The data below should be restated word for word, with every picture omitted.

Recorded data
◆ ◆ ◆ ◆

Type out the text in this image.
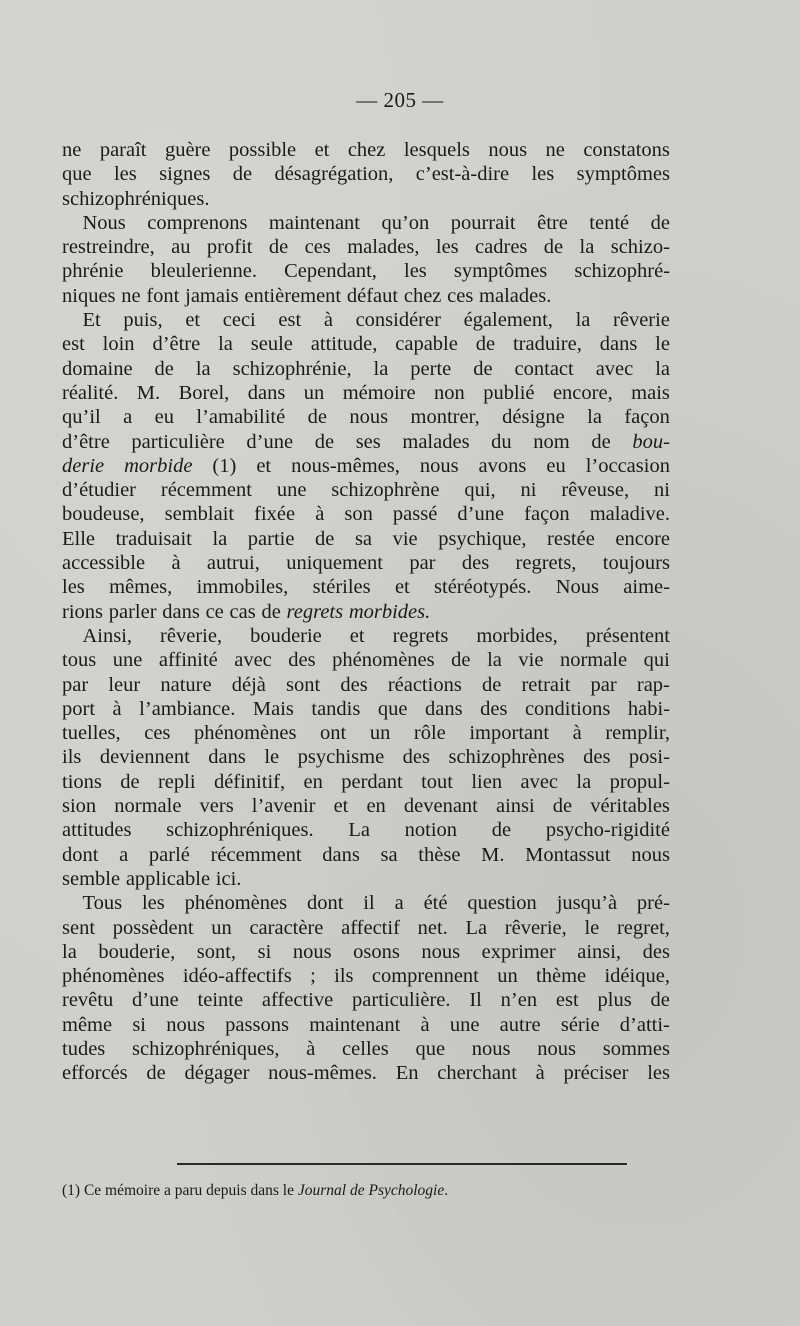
— 205 —
ne paraît guère possible et chez lesquels nous ne constatons
que les signes de désagrégation, c’est-à-dire les symptômes
schizophréniques.
Nous comprenons maintenant qu’on pourrait être tenté de
restreindre, au profit de ces malades, les cadres de la schizo-
phrénie bleulerienne. Cependant, les symptômes schizophré-
niques ne font jamais entièrement défaut chez ces malades.
Et puis, et ceci est à considérer également, la rêverie
est loin d’être la seule attitude, capable de traduire, dans le
domaine de la schizophrénie, la perte de contact avec la
réalité. M. Borel, dans un mémoire non publié encore, mais
qu’il a eu l’amabilité de nous montrer, désigne la façon
d’être particulière d’une de ses malades du nom de bou-
derie morbide (1) et nous-mêmes, nous avons eu l’occasion
d’étudier récemment une schizophrène qui, ni rêveuse, ni
boudeuse, semblait fixée à son passé d’une façon maladive.
Elle traduisait la partie de sa vie psychique, restée encore
accessible à autrui, uniquement par des regrets, toujours
les mêmes, immobiles, stériles et stéréotypés. Nous aime-
rions parler dans ce cas de regrets morbides.
Ainsi, rêverie, bouderie et regrets morbides, présentent
tous une affinité avec des phénomènes de la vie normale qui
par leur nature déjà sont des réactions de retrait par rap-
port à l’ambiance. Mais tandis que dans des conditions habi-
tuelles, ces phénomènes ont un rôle important à remplir,
ils deviennent dans le psychisme des schizophrènes des posi-
tions de repli définitif, en perdant tout lien avec la propul-
sion normale vers l’avenir et en devenant ainsi de véritables
attitudes schizophréniques. La notion de psycho-rigidité
dont a parlé récemment dans sa thèse M. Montassut nous
semble applicable ici.
Tous les phénomènes dont il a été question jusqu’à pré-
sent possèdent un caractère affectif net. La rêverie, le regret,
la bouderie, sont, si nous osons nous exprimer ainsi, des
phénomènes idéo-affectifs ; ils comprennent un thème idéique,
revêtu d’une teinte affective particulière. Il n’en est plus de
même si nous passons maintenant à une autre série d’atti-
tudes schizophréniques, à celles que nous nous sommes
efforcés de dégager nous-mêmes. En cherchant à préciser les
(1) Ce mémoire a paru depuis dans le Journal de Psychologie.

◆ ◆ ◆ ◆

## RESPONSE
Type out the text in this image.
— 205 —
ne paraît guère possible et chez lesquels nous ne constatons
que les signes de désagrégation, c’est-à-dire les symptômes
schizophréniques.
Nous comprenons maintenant qu’on pourrait être tenté de
restreindre, au profit de ces malades, les cadres de la schizo-
phrénie bleulerienne. Cependant, les symptômes schizophré-
niques ne font jamais entièrement défaut chez ces malades.
Et puis, et ceci est à considérer également, la rêverie
est loin d’être la seule attitude, capable de traduire, dans le
domaine de la schizophrénie, la perte de contact avec la
réalité. M. Borel, dans un mémoire non publié encore, mais
qu’il a eu l’amabilité de nous montrer, désigne la façon
d’être particulière d’une de ses malades du nom de bou-
derie morbide (1) et nous-mêmes, nous avons eu l’occasion
d’étudier récemment une schizophrène qui, ni rêveuse, ni
boudeuse, semblait fixée à son passé d’une façon maladive.
Elle traduisait la partie de sa vie psychique, restée encore
accessible à autrui, uniquement par des regrets, toujours
les mêmes, immobiles, stériles et stéréotypés. Nous aime-
rions parler dans ce cas de regrets morbides.
Ainsi, rêverie, bouderie et regrets morbides, présentent
tous une affinité avec des phénomènes de la vie normale qui
par leur nature déjà sont des réactions de retrait par rap-
port à l’ambiance. Mais tandis que dans des conditions habi-
tuelles, ces phénomènes ont un rôle important à remplir,
ils deviennent dans le psychisme des schizophrènes des posi-
tions de repli définitif, en perdant tout lien avec la propul-
sion normale vers l’avenir et en devenant ainsi de véritables
attitudes schizophréniques. La notion de psycho-rigidité
dont a parlé récemment dans sa thèse M. Montassut nous
semble applicable ici.
Tous les phénomènes dont il a été question jusqu’à pré-
sent possèdent un caractère affectif net. La rêverie, le regret,
la bouderie, sont, si nous osons nous exprimer ainsi, des
phénomènes idéo-affectifs ; ils comprennent un thème idéique,
revêtu d’une teinte affective particulière. Il n’en est plus de
même si nous passons maintenant à une autre série d’atti-
tudes schizophréniques, à celles que nous nous sommes
efforcés de dégager nous-mêmes. En cherchant à préciser les
(1) Ce mémoire a paru depuis dans le Journal de Psychologie.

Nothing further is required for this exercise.